** Begin **

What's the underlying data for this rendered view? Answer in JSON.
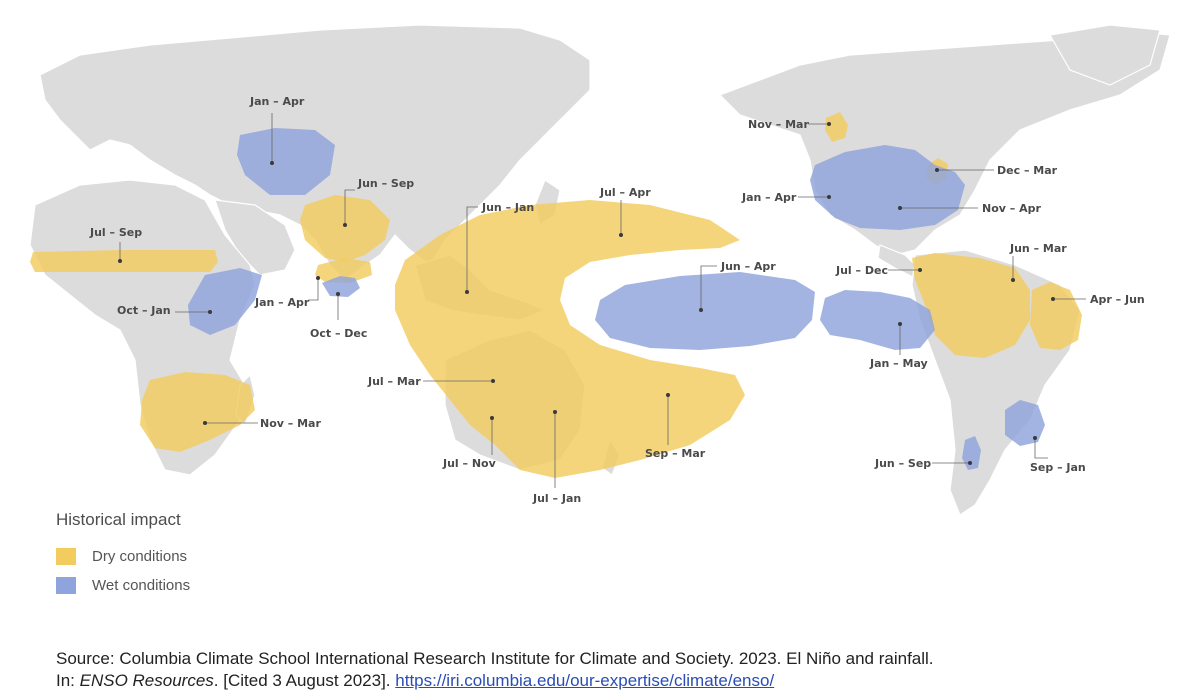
{
  "colors": {
    "dry": "#f3cc5f",
    "wet": "#8fa4dc",
    "land": "#dcdcdc"
  },
  "legend": {
    "title": "Historical impact",
    "items": [
      {
        "label": "Dry conditions",
        "color": "#f3cc5f"
      },
      {
        "label": "Wet conditions",
        "color": "#8fa4dc"
      }
    ]
  },
  "regions": [
    {
      "id": "central-asia",
      "label": "Jan – Apr",
      "type": "wet"
    },
    {
      "id": "india",
      "label": "Jun – Sep",
      "type": "dry"
    },
    {
      "id": "sahel",
      "label": "Jul – Sep",
      "type": "dry"
    },
    {
      "id": "east-africa",
      "label": "Oct – Jan",
      "type": "wet"
    },
    {
      "id": "sri-lanka-dry",
      "label": "Jan – Apr",
      "type": "dry"
    },
    {
      "id": "sri-lanka-wet",
      "label": "Oct – Dec",
      "type": "wet"
    },
    {
      "id": "southern-africa",
      "label": "Nov – Mar",
      "type": "dry"
    },
    {
      "id": "philippines",
      "label": "Jun – Jan",
      "type": "dry"
    },
    {
      "id": "pacific-north",
      "label": "Jul – Apr",
      "type": "dry"
    },
    {
      "id": "north-australia",
      "label": "Jul – Mar",
      "type": "dry"
    },
    {
      "id": "west-australia",
      "label": "Jul – Nov",
      "type": "dry"
    },
    {
      "id": "east-australia",
      "label": "Jul – Jan",
      "type": "dry"
    },
    {
      "id": "pacific-south",
      "label": "Sep – Mar",
      "type": "dry"
    },
    {
      "id": "central-pacific",
      "label": "Jun – Apr",
      "type": "wet"
    },
    {
      "id": "alaska-canada",
      "label": "Nov – Mar",
      "type": "dry"
    },
    {
      "id": "great-lakes",
      "label": "Dec – Mar",
      "type": "dry"
    },
    {
      "id": "gulf-coast",
      "label": "Jan – Apr",
      "type": "wet"
    },
    {
      "id": "southeast-us",
      "label": "Nov – Apr",
      "type": "wet"
    },
    {
      "id": "central-america",
      "label": "Jul – Dec",
      "type": "dry"
    },
    {
      "id": "northern-south-america",
      "label": "Jun – Mar",
      "type": "dry"
    },
    {
      "id": "northeast-brazil",
      "label": "Apr – Jun",
      "type": "dry"
    },
    {
      "id": "ecuador-peru",
      "label": "Jan – May",
      "type": "wet"
    },
    {
      "id": "southeast-south-america",
      "label": "Sep – Jan",
      "type": "wet"
    },
    {
      "id": "central-chile",
      "label": "Jun – Sep",
      "type": "wet"
    }
  ],
  "source": {
    "label": "Source:",
    "text1": " Columbia Climate School International Research Institute for Climate and Society. 2023. El Niño and rainfall.",
    "text2_pre": "In: ",
    "text2_italic": "ENSO Resources",
    "text2_post": ". [Cited 3 August 2023]. ",
    "link": "https://iri.columbia.edu/our-expertise/climate/enso/"
  }
}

** End **

▶ The exercise
Extract every line containing the string "conditions" from the material.

▶ Written response
        "label": "Dry conditions",
        "label": "Wet conditions",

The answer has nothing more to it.